• _The task_
Write out the full set of records exactly. Any pictures in them do not belong in the copy.

• _Material for this task_
=======

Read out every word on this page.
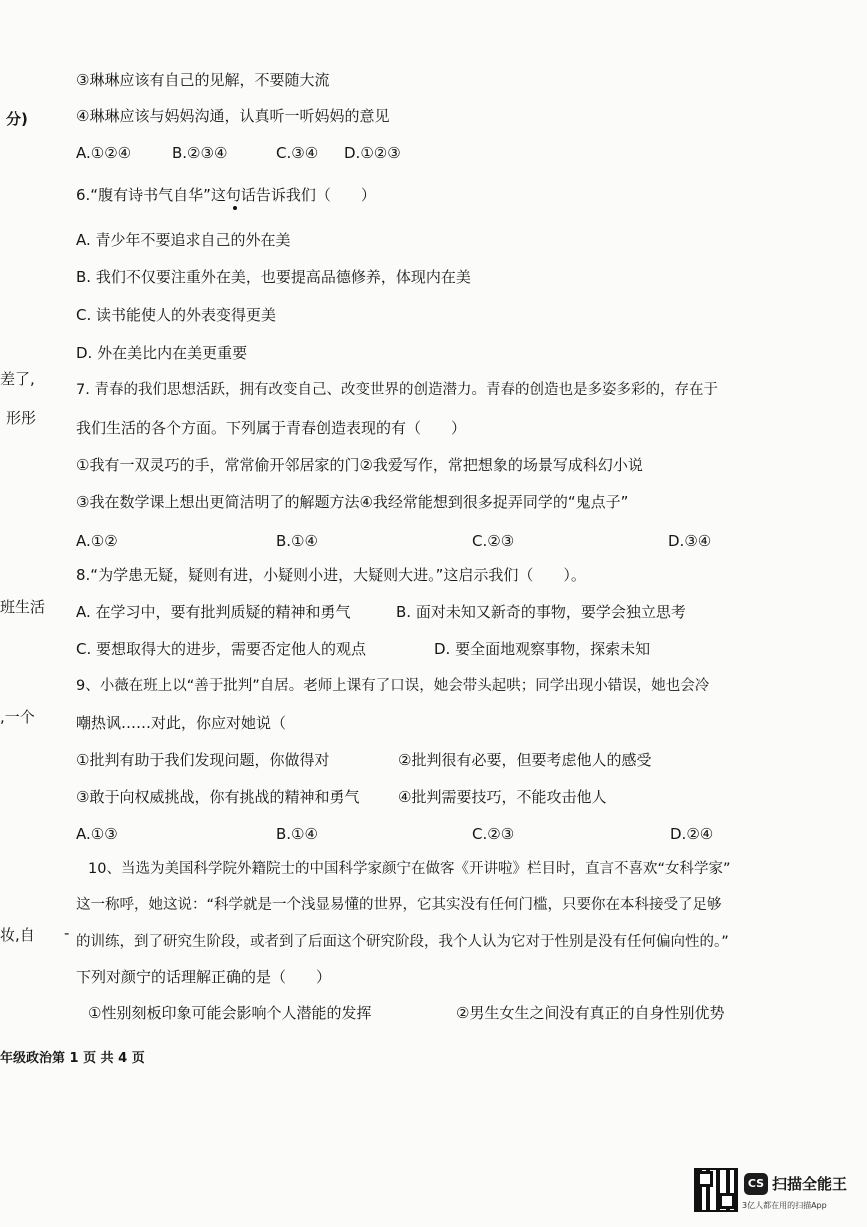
分)
差了,
形彤
班生活
,一个
妆,自 -
③琳琳应该有自己的见解，不要随大流
④琳琳应该与妈妈沟通，认真听一听妈妈的意见
A.①②④	B.②③④	C.③④ D.①②③
6.“腹有诗书气自华”这句话告诉我们（　　）
A. 青少年不要追求自己的外在美
B. 我们不仅要注重外在美，也要提高品德修养，体现内在美
C. 读书能使人的外表变得更美
D. 外在美比内在美更重要
7. 青春的我们思想活跃，拥有改变自己、改变世界的创造潜力。青春的创造也是多姿多彩的，存在于
我们生活的各个方面。下列属于青春创造表现的有（　　）
①我有一双灵巧的手，常常偷开邻居家的门②我爱写作，常把想象的场景写成科幻小说
③我在数学课上想出更简洁明了的解题方法④我经常能想到很多捉弄同学的“鬼点子”
A.①②	B.①④	C.②③	D.③④
8.“为学患无疑，疑则有进，小疑则小进，大疑则大进。”这启示我们（　　）。
A. 在学习中，要有批判质疑的精神和勇气	B. 面对未知又新奇的事物，要学会独立思考
C. 要想取得大的进步，需要否定他人的观点	D. 要全面地观察事物，探索未知
9、小薇在班上以“善于批判”自居。老师上课有了口误，她会带头起哄；同学出现小错误，她也会冷
嘲热讽……对此，你应对她说（
①批判有助于我们发现问题，你做得对	②批判很有必要，但要考虑他人的感受
③敢于向权威挑战，你有挑战的精神和勇气	④批判需要技巧，不能攻击他人
A.①③	B.①④	C.②③	D.②④
10、当选为美国科学院外籍院士的中国科学家颜宁在做客《开讲啦》栏目时，直言不喜欢“女科学家”
这一称呼，她这说：“科学就是一个浅显易懂的世界，它其实没有任何门槛，只要你在本科接受了足够
的训练，到了研究生阶段，或者到了后面这个研究阶段，我个人认为它对于性别是没有任何偏向性的。”
下列对颜宁的话理解正确的是（　　）
①性别刻板印象可能会影响个人潜能的发挥	②男生女生之间没有真正的自身性别优势
年级政治第 1 页 共 4 页
CS 扫描全能王
3亿人都在用的扫描App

=======

• _Output of the exercise_
Read out every word on this page.
分)
差了,
形彤
班生活
,一个
妆,自 -
③琳琳应该有自己的见解，不要随大流
④琳琳应该与妈妈沟通，认真听一听妈妈的意见
A.①②④	B.②③④	C.③④ D.①②③
6.“腹有诗书气自华”这句话告诉我们（　　）
A. 青少年不要追求自己的外在美
B. 我们不仅要注重外在美，也要提高品德修养，体现内在美
C. 读书能使人的外表变得更美
D. 外在美比内在美更重要
7. 青春的我们思想活跃，拥有改变自己、改变世界的创造潜力。青春的创造也是多姿多彩的，存在于
我们生活的各个方面。下列属于青春创造表现的有（　　）
①我有一双灵巧的手，常常偷开邻居家的门②我爱写作，常把想象的场景写成科幻小说
③我在数学课上想出更简洁明了的解题方法④我经常能想到很多捉弄同学的“鬼点子”
A.①②	B.①④	C.②③	D.③④
8.“为学患无疑，疑则有进，小疑则小进，大疑则大进。”这启示我们（　　）。
A. 在学习中，要有批判质疑的精神和勇气	B. 面对未知又新奇的事物，要学会独立思考
C. 要想取得大的进步，需要否定他人的观点	D. 要全面地观察事物，探索未知
9、小薇在班上以“善于批判”自居。老师上课有了口误，她会带头起哄；同学出现小错误，她也会冷
嘲热讽……对此，你应对她说（
①批判有助于我们发现问题，你做得对	②批判很有必要，但要考虑他人的感受
③敢于向权威挑战，你有挑战的精神和勇气	④批判需要技巧，不能攻击他人
A.①③	B.①④	C.②③	D.②④
10、当选为美国科学院外籍院士的中国科学家颜宁在做客《开讲啦》栏目时，直言不喜欢“女科学家”
这一称呼，她这说：“科学就是一个浅显易懂的世界，它其实没有任何门槛，只要你在本科接受了足够
的训练，到了研究生阶段，或者到了后面这个研究阶段，我个人认为它对于性别是没有任何偏向性的。”
下列对颜宁的话理解正确的是（　　）
①性别刻板印象可能会影响个人潜能的发挥	②男生女生之间没有真正的自身性别优势
年级政治第 1 页 共 4 页
CS 扫描全能王
3亿人都在用的扫描App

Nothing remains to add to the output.